**Written task**
Only the number is wanted: how many lines contain the word "rush"?
┌─ Information provided
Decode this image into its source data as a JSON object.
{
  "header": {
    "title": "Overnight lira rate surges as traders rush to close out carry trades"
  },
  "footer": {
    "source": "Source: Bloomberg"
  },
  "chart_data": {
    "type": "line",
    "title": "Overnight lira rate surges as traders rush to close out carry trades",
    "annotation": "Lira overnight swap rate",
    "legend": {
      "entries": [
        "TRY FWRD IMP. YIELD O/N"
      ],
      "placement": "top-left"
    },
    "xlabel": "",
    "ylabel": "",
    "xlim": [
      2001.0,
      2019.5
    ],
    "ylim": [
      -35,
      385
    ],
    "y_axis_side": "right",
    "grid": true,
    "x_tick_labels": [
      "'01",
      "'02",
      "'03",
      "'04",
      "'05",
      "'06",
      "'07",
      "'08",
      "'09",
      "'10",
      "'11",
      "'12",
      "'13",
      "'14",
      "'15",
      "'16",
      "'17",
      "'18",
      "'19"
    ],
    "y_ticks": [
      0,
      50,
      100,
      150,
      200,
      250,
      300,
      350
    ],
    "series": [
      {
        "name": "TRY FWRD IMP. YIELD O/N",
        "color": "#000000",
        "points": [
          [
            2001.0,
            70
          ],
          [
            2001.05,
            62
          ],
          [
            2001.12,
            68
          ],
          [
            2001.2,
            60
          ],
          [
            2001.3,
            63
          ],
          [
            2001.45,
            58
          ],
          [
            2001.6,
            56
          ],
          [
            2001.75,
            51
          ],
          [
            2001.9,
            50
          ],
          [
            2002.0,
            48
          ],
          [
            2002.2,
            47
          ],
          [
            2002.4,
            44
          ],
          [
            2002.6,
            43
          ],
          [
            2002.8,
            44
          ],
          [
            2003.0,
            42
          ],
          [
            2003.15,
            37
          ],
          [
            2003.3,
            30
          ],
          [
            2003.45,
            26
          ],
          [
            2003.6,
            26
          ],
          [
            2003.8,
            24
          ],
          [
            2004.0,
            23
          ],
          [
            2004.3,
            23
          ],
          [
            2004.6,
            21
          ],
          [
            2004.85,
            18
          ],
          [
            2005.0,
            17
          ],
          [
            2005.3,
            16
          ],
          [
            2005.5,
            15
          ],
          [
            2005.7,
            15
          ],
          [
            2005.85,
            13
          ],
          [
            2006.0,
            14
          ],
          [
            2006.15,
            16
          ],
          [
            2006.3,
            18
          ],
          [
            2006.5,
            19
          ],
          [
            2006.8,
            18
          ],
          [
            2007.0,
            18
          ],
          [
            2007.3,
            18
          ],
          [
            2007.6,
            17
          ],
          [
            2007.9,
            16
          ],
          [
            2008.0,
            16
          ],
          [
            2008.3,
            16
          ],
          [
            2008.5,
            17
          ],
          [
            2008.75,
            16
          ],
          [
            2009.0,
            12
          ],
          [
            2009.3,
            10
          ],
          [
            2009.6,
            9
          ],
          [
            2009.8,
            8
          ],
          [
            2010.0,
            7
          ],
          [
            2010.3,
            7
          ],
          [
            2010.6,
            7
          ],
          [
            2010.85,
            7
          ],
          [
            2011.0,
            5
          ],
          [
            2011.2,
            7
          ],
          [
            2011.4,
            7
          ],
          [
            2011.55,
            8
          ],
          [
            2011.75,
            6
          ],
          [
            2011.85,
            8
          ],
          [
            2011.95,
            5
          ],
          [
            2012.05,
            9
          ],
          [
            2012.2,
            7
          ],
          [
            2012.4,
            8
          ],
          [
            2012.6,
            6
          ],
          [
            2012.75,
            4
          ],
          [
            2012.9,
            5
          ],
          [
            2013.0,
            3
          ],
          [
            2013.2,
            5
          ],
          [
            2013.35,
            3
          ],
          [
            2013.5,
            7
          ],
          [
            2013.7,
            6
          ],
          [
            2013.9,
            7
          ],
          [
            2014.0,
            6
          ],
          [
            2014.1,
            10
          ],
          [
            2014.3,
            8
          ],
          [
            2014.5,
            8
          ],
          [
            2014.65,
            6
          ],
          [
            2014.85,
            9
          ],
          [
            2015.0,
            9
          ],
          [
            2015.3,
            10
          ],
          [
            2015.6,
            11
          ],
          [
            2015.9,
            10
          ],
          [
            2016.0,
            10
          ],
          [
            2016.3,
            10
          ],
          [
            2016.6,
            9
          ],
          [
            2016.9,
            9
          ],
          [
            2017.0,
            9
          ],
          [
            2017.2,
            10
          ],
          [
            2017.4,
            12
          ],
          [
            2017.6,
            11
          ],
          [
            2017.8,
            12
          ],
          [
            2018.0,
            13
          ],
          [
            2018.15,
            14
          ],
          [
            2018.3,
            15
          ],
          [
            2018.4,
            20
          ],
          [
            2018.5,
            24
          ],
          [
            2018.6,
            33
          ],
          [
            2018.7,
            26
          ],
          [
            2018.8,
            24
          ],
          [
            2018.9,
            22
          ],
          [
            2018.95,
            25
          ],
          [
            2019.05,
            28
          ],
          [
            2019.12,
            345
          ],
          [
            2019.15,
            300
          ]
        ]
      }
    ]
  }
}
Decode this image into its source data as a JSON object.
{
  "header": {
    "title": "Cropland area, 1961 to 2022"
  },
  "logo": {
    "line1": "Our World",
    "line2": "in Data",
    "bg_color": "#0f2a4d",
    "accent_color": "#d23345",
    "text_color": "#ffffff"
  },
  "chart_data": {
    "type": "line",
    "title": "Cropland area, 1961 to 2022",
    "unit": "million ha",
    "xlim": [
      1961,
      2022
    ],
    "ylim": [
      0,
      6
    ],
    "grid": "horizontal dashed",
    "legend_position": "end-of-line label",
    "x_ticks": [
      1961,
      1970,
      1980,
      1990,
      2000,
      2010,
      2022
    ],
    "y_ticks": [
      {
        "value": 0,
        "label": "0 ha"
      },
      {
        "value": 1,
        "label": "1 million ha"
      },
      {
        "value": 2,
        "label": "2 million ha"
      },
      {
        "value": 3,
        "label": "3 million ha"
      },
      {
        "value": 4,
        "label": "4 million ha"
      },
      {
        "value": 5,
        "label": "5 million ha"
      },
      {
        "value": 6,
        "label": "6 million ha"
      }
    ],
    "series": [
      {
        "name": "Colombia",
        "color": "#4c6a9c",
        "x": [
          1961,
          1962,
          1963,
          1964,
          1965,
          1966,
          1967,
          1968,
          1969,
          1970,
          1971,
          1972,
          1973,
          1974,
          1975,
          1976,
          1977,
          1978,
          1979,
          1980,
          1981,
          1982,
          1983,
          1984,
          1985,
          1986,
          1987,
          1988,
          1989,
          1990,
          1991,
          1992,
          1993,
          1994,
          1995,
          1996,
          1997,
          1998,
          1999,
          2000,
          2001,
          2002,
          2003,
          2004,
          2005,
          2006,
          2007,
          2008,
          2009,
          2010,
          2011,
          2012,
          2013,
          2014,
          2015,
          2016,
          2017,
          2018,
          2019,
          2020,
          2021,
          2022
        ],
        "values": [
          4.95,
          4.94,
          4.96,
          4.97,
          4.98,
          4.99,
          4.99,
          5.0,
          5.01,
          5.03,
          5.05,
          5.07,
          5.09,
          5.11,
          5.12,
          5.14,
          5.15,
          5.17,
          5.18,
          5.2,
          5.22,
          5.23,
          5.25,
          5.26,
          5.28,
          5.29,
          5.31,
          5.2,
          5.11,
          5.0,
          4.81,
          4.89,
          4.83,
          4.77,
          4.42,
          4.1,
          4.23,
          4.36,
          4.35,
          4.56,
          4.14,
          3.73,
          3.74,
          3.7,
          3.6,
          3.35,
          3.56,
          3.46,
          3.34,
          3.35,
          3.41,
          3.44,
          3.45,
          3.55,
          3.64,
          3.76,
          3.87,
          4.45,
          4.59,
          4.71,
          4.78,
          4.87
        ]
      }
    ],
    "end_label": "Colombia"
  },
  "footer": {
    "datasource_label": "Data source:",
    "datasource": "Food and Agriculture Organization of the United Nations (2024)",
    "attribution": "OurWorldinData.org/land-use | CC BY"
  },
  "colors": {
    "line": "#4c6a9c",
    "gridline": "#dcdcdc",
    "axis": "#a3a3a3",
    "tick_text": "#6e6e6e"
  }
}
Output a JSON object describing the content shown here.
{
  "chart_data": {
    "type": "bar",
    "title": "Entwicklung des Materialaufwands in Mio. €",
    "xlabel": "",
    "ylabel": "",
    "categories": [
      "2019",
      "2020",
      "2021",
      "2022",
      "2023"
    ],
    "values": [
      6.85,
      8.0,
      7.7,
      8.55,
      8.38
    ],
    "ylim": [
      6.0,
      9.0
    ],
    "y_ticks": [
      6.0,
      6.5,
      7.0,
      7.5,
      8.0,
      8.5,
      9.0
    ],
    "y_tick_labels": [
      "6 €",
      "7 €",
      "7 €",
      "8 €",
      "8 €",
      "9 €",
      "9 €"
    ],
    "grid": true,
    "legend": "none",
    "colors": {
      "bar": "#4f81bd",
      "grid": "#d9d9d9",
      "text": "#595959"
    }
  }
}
└─
**Correct response**
2